_EXERCISE AIM_
Where a line in the listing contains the string "Pesquisa", copy that line out.

[START OF ENTRIES]

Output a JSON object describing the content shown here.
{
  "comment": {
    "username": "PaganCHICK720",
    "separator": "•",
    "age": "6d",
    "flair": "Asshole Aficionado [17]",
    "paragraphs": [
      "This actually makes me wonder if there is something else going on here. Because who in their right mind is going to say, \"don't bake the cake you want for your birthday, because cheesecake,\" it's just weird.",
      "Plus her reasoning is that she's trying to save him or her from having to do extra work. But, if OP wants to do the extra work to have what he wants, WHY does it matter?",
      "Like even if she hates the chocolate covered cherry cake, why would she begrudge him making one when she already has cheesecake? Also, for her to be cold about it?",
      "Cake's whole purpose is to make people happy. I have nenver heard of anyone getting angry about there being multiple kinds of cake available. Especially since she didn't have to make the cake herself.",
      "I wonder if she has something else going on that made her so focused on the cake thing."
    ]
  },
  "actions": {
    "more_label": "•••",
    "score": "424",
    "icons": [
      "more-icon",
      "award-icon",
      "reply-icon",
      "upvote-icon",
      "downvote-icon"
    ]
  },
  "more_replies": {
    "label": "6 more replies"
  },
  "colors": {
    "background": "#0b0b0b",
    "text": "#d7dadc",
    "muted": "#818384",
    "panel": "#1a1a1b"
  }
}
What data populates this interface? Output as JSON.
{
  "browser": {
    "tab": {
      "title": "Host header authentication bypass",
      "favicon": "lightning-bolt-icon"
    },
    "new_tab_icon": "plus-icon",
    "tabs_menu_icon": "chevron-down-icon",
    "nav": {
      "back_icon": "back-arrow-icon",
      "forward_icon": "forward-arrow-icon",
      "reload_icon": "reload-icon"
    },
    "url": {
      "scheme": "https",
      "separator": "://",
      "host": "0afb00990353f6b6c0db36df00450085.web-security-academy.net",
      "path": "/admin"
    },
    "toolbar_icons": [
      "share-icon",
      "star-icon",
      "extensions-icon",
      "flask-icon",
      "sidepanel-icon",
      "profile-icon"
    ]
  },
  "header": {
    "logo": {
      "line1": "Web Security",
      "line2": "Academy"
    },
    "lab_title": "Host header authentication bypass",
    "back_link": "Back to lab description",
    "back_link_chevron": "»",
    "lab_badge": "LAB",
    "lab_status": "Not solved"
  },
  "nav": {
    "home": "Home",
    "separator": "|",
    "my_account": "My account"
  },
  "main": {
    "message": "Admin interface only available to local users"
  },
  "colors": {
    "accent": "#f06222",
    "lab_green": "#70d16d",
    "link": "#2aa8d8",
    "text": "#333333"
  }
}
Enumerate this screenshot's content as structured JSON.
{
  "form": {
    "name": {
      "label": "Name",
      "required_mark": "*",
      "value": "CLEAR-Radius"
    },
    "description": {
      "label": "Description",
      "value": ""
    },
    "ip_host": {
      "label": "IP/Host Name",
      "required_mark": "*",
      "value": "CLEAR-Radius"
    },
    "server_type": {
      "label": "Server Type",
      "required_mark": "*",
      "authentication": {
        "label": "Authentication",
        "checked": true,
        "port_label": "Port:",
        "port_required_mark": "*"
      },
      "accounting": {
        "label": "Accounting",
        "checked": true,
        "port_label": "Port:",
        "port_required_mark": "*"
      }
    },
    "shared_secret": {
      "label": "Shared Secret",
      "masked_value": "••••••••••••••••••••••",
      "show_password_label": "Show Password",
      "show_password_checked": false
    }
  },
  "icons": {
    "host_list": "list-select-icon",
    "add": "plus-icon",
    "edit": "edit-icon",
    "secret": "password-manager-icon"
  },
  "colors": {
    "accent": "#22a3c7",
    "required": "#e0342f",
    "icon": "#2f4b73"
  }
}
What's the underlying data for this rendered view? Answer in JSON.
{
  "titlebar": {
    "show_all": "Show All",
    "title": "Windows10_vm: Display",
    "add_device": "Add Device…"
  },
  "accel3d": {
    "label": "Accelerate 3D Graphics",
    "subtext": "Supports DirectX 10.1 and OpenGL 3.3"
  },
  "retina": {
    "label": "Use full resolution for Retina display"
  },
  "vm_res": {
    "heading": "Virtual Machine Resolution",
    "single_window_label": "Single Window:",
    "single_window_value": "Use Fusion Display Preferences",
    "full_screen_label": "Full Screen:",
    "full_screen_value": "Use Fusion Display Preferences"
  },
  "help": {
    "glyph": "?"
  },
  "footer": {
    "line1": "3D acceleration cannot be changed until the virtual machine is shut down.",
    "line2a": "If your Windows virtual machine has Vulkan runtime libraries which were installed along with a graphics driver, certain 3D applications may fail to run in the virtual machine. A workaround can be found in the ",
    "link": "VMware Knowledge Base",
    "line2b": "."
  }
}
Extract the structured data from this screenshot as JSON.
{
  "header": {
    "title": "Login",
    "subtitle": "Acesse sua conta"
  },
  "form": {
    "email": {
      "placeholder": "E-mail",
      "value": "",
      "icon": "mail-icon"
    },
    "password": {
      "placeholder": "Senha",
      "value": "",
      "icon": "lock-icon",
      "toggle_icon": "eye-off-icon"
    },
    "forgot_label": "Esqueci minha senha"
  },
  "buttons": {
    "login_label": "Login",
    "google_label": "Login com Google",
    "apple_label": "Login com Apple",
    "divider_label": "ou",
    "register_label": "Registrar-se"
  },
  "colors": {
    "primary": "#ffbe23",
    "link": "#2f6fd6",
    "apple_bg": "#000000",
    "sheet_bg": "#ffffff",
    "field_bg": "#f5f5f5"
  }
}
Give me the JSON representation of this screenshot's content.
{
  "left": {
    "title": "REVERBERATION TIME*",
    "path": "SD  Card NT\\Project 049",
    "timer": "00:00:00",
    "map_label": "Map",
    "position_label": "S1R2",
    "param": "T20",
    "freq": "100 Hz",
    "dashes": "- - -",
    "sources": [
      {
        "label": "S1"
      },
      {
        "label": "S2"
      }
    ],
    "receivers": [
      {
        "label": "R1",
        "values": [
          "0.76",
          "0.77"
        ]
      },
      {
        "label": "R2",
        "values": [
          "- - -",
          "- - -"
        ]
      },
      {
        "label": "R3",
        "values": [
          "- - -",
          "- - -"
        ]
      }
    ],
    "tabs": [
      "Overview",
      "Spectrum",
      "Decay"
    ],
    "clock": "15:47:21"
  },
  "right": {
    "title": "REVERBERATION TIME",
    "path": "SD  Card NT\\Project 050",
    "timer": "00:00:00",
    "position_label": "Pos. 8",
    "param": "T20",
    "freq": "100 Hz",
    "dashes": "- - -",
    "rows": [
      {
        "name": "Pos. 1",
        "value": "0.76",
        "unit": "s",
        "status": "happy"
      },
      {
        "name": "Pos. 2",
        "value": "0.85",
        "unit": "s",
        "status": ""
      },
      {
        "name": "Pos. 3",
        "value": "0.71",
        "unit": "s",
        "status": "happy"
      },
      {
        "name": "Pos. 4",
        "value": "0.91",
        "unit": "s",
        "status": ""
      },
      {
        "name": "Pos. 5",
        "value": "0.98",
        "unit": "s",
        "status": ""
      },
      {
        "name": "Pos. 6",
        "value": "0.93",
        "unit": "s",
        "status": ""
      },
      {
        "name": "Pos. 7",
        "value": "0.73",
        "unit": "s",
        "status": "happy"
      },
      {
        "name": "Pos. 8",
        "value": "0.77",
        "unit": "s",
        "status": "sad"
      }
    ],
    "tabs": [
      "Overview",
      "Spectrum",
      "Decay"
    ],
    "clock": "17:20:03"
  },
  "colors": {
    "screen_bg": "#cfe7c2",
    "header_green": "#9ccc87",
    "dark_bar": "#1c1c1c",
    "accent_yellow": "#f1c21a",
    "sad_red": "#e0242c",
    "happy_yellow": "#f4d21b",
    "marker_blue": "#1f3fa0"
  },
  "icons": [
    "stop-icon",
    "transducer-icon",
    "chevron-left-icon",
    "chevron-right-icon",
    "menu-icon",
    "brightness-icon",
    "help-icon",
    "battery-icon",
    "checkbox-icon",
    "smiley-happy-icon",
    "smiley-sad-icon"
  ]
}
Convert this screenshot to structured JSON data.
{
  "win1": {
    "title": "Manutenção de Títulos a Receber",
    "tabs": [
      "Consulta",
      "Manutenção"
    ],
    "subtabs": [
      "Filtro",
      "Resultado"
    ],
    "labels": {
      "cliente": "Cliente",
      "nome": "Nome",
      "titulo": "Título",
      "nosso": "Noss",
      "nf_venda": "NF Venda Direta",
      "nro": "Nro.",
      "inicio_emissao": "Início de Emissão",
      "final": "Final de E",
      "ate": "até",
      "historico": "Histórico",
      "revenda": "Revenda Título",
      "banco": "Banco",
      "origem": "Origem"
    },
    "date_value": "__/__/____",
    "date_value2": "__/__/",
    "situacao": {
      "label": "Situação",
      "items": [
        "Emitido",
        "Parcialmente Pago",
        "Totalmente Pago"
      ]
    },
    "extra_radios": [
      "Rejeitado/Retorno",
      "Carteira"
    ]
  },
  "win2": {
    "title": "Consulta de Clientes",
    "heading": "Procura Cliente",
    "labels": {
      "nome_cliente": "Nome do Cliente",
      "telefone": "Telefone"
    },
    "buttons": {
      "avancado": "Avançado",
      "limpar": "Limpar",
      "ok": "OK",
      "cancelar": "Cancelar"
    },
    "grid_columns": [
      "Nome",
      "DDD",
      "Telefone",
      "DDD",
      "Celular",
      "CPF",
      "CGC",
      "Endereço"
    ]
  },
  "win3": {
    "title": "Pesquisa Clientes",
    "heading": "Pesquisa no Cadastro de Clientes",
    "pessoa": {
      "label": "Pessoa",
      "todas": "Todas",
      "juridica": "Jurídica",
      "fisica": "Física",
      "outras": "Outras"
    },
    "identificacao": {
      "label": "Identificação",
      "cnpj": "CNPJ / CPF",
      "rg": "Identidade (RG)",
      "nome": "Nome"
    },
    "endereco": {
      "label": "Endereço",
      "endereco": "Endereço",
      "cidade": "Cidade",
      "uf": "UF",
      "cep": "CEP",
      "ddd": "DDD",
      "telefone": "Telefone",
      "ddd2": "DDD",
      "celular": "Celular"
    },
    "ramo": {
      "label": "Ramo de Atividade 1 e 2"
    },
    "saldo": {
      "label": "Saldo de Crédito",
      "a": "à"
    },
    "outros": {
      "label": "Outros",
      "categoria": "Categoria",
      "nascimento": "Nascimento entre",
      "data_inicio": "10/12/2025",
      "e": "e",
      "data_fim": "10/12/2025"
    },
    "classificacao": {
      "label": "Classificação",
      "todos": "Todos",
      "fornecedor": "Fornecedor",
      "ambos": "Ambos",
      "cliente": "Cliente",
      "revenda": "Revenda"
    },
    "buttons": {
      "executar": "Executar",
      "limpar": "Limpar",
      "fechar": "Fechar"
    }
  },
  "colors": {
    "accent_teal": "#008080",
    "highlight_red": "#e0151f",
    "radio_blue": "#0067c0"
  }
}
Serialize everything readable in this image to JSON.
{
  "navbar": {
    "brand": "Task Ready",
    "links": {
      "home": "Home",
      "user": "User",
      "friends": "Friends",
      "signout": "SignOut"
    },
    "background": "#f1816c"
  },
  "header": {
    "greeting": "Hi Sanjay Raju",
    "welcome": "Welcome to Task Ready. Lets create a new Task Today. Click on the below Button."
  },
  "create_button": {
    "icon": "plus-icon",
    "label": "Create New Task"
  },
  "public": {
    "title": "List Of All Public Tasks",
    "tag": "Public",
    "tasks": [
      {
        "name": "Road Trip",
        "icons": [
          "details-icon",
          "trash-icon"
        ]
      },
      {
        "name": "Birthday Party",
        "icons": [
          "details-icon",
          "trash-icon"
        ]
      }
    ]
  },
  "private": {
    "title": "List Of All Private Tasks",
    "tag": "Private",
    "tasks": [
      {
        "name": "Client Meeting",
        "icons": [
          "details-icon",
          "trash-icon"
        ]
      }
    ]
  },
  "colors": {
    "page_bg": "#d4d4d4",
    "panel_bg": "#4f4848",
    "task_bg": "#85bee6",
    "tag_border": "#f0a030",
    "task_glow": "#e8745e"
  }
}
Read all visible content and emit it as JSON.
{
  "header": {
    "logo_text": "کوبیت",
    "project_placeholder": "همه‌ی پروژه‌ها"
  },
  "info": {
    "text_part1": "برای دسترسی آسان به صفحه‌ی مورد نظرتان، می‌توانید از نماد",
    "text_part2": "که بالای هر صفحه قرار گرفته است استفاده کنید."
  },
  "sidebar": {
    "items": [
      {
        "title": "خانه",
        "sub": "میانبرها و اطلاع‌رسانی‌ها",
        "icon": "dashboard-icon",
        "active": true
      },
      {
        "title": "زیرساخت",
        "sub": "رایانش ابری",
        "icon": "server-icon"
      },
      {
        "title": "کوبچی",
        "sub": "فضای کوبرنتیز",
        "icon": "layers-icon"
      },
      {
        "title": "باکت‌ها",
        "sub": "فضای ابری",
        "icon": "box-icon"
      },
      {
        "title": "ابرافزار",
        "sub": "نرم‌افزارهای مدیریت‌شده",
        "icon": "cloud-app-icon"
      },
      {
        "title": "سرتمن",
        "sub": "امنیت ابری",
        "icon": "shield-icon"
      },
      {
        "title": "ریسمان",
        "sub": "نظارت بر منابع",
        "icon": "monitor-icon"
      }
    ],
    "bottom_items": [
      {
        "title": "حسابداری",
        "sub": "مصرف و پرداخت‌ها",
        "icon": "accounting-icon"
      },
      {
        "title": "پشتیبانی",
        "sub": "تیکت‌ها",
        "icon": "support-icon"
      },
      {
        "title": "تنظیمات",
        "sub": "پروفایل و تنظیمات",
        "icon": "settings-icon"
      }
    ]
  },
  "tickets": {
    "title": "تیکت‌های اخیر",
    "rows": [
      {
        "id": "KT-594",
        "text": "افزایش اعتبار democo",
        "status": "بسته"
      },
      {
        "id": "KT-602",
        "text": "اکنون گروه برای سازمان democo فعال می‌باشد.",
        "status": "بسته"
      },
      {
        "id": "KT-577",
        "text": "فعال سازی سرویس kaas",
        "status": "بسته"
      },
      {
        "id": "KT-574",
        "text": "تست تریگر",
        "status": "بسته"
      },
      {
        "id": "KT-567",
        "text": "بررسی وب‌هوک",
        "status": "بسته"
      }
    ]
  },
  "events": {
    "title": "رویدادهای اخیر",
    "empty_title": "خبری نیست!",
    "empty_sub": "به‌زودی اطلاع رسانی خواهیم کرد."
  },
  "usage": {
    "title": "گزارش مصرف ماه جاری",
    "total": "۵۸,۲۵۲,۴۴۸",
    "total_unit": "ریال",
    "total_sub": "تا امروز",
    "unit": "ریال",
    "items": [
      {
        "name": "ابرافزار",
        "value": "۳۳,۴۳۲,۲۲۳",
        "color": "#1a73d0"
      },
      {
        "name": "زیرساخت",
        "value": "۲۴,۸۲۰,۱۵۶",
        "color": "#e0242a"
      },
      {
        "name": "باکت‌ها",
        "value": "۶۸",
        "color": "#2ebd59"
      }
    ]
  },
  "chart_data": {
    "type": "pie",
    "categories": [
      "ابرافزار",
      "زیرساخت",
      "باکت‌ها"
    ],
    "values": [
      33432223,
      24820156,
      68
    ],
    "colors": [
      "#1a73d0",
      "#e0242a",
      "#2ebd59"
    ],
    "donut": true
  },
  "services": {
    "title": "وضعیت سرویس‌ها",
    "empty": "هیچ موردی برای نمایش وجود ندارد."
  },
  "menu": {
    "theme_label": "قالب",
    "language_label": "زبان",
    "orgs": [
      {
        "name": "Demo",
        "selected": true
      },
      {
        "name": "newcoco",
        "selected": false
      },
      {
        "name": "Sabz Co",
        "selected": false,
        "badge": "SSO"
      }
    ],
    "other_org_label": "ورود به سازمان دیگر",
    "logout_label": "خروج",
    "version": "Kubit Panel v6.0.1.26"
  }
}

[END OF ENTRIES]

_RESPONSE TO THIS EXERCISE_
    "title": "Pesquisa Clientes",
    "heading": "Pesquisa no Cadastro de Clientes",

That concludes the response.